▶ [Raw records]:
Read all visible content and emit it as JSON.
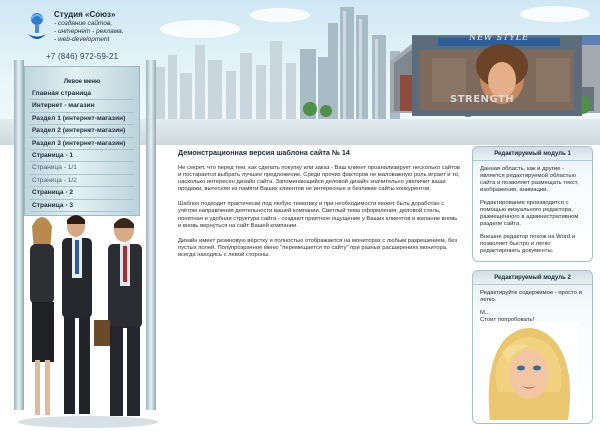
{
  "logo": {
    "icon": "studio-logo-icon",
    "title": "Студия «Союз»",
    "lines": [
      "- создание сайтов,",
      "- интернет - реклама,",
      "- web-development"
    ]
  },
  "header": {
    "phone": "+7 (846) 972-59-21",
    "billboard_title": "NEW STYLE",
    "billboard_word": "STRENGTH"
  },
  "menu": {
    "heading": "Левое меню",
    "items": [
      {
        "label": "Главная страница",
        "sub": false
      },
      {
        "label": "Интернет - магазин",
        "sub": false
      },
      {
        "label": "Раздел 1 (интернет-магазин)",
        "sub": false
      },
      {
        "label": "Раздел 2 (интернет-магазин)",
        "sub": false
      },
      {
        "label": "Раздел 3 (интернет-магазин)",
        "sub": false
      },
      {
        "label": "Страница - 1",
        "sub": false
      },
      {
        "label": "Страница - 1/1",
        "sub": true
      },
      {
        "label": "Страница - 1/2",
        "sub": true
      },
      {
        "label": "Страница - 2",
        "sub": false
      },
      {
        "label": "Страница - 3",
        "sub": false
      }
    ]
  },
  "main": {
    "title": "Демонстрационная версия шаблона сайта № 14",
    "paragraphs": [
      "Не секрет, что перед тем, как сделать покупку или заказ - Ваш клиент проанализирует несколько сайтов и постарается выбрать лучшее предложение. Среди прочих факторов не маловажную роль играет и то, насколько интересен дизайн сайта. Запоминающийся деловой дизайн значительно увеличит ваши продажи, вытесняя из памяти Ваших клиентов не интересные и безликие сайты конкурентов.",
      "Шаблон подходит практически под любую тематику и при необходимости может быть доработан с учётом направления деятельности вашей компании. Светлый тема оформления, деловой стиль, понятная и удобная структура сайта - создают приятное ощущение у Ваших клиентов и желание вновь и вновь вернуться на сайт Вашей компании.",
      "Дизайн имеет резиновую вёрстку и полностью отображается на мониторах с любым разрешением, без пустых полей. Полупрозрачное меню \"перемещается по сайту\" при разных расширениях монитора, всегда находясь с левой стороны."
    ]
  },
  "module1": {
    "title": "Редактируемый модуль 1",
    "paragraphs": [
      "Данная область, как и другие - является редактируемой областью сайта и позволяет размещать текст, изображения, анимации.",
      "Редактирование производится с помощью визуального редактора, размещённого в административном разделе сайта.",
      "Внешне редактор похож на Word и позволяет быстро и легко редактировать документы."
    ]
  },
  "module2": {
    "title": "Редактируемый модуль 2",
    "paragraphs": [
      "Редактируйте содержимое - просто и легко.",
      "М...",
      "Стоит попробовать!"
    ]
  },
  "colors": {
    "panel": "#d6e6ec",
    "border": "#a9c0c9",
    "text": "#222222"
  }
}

▶ [Problem details]:
Retype every entry verbatim and exclude the pictures from the copy.

▶ [Result]:
Read all visible content and emit it as JSON.
{
  "logo": {
    "icon": "studio-logo-icon",
    "title": "Студия «Союз»",
    "lines": [
      "- создание сайтов,",
      "- интернет - реклама,",
      "- web-development"
    ]
  },
  "header": {
    "phone": "+7 (846) 972-59-21",
    "billboard_title": "NEW STYLE",
    "billboard_word": "STRENGTH"
  },
  "menu": {
    "heading": "Левое меню",
    "items": [
      {
        "label": "Главная страница",
        "sub": false
      },
      {
        "label": "Интернет - магазин",
        "sub": false
      },
      {
        "label": "Раздел 1 (интернет-магазин)",
        "sub": false
      },
      {
        "label": "Раздел 2 (интернет-магазин)",
        "sub": false
      },
      {
        "label": "Раздел 3 (интернет-магазин)",
        "sub": false
      },
      {
        "label": "Страница - 1",
        "sub": false
      },
      {
        "label": "Страница - 1/1",
        "sub": true
      },
      {
        "label": "Страница - 1/2",
        "sub": true
      },
      {
        "label": "Страница - 2",
        "sub": false
      },
      {
        "label": "Страница - 3",
        "sub": false
      }
    ]
  },
  "main": {
    "title": "Демонстрационная версия шаблона сайта № 14",
    "paragraphs": [
      "Не секрет, что перед тем, как сделать покупку или заказ - Ваш клиент проанализирует несколько сайтов и постарается выбрать лучшее предложение. Среди прочих факторов не маловажную роль играет и то, насколько интересен дизайн сайта. Запоминающийся деловой дизайн значительно увеличит ваши продажи, вытесняя из памяти Ваших клиентов не интересные и безликие сайты конкурентов.",
      "Шаблон подходит практически под любую тематику и при необходимости может быть доработан с учётом направления деятельности вашей компании. Светлый тема оформления, деловой стиль, понятная и удобная структура сайта - создают приятное ощущение у Ваших клиентов и желание вновь и вновь вернуться на сайт Вашей компании.",
      "Дизайн имеет резиновую вёрстку и полностью отображается на мониторах с любым разрешением, без пустых полей. Полупрозрачное меню \"перемещается по сайту\" при разных расширениях монитора, всегда находясь с левой стороны."
    ]
  },
  "module1": {
    "title": "Редактируемый модуль 1",
    "paragraphs": [
      "Данная область, как и другие - является редактируемой областью сайта и позволяет размещать текст, изображения, анимации.",
      "Редактирование производится с помощью визуального редактора, размещённого в административном разделе сайта.",
      "Внешне редактор похож на Word и позволяет быстро и легко редактировать документы."
    ]
  },
  "module2": {
    "title": "Редактируемый модуль 2",
    "paragraphs": [
      "Редактируйте содержимое - просто и легко.",
      "М...",
      "Стоит попробовать!"
    ]
  },
  "colors": {
    "panel": "#d6e6ec",
    "border": "#a9c0c9",
    "text": "#222222"
  }
}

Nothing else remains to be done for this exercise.